## Supplied data
* * * * * * *
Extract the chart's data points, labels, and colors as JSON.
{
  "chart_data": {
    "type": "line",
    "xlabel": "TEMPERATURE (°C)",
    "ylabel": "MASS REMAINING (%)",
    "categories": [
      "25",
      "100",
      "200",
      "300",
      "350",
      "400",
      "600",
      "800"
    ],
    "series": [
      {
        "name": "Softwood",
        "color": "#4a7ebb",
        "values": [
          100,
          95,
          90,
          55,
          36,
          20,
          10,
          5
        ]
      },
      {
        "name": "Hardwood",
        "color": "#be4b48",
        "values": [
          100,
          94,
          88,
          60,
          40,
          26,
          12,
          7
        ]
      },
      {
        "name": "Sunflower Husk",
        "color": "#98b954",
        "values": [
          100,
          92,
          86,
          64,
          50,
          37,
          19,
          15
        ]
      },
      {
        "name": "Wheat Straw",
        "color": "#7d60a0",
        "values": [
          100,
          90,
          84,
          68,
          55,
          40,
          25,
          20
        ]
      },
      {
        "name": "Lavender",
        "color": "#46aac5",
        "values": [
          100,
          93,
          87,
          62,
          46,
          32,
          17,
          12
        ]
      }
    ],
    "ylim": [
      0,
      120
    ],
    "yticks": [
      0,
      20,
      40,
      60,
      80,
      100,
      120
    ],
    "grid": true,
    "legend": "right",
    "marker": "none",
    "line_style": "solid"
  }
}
* * * * * * *
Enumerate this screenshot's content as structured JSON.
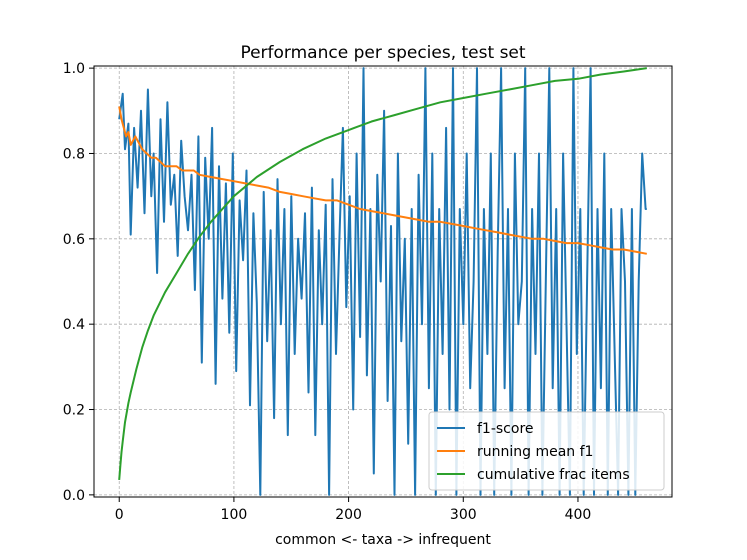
* * * * * * *
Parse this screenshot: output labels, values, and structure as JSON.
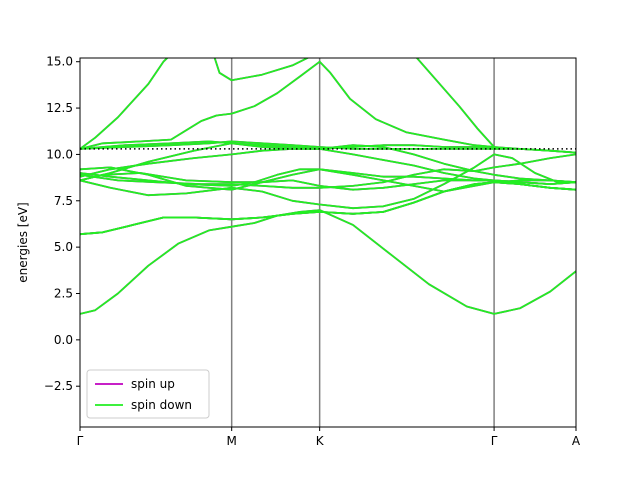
* * * * * * *
## What is needed
Report how many lines contain "screenshot". Give nothing but the number.

## Result for this exercise
2